• **Stated exercise**:
Work out the number of lines with the word "YouTube" in the material below, then reply with that number only.

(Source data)
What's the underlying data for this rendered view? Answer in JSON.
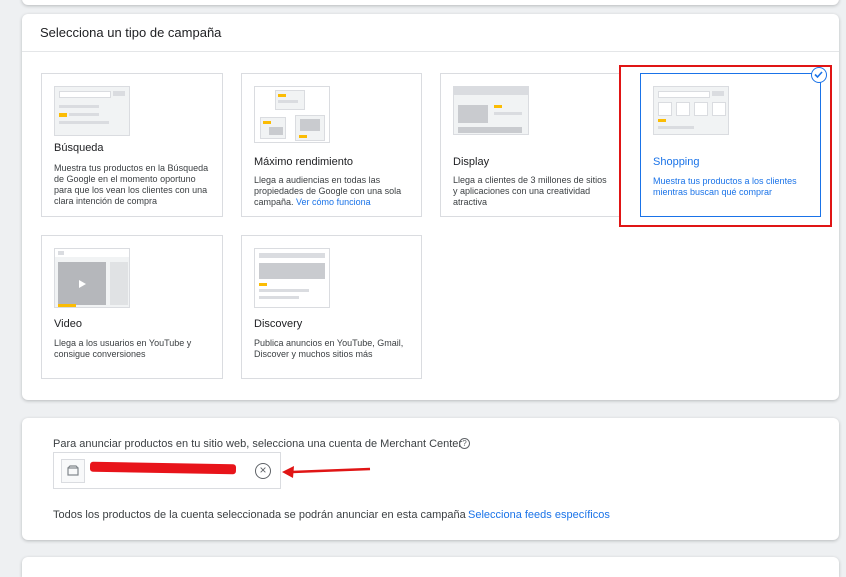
{
  "campaign_type": {
    "title": "Selecciona un tipo de campaña",
    "cards": [
      {
        "id": "busqueda",
        "label": "Búsqueda",
        "desc": "Muestra tus productos en la Búsqueda de Google en el momento oportuno para que los vean los clientes con una clara intención de compra",
        "selected": false
      },
      {
        "id": "maximo",
        "label": "Máximo rendimiento",
        "desc": "Llega a audiencias en todas las propiedades de Google con una sola campaña.",
        "link": "Ver cómo funciona",
        "selected": false
      },
      {
        "id": "display",
        "label": "Display",
        "desc": "Llega a clientes de 3 millones de sitios y aplicaciones con una creatividad atractiva",
        "selected": false
      },
      {
        "id": "shopping",
        "label": "Shopping",
        "desc": "Muestra tus productos a los clientes mientras buscan qué comprar",
        "selected": true
      },
      {
        "id": "video",
        "label": "Video",
        "desc": "Llega a los usuarios en YouTube y consigue conversiones",
        "selected": false
      },
      {
        "id": "discovery",
        "label": "Discovery",
        "desc": "Publica anuncios en YouTube, Gmail, Discover y muchos sitios más",
        "selected": false
      }
    ]
  },
  "merchant": {
    "label": "Para anunciar productos en tu sitio web, selecciona una cuenta de Merchant Center",
    "help_icon": "help-circle-icon",
    "account_name": "",
    "all_products_text": "Todos los productos de la cuenta seleccionada se podrán anunciar en esta campaña",
    "feeds_link": "Selecciona feeds específicos"
  },
  "colors": {
    "accent": "#1a73e8",
    "highlight": "#e01515",
    "yellow": "#fbbc04"
  }
}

• **Result of this task**:
2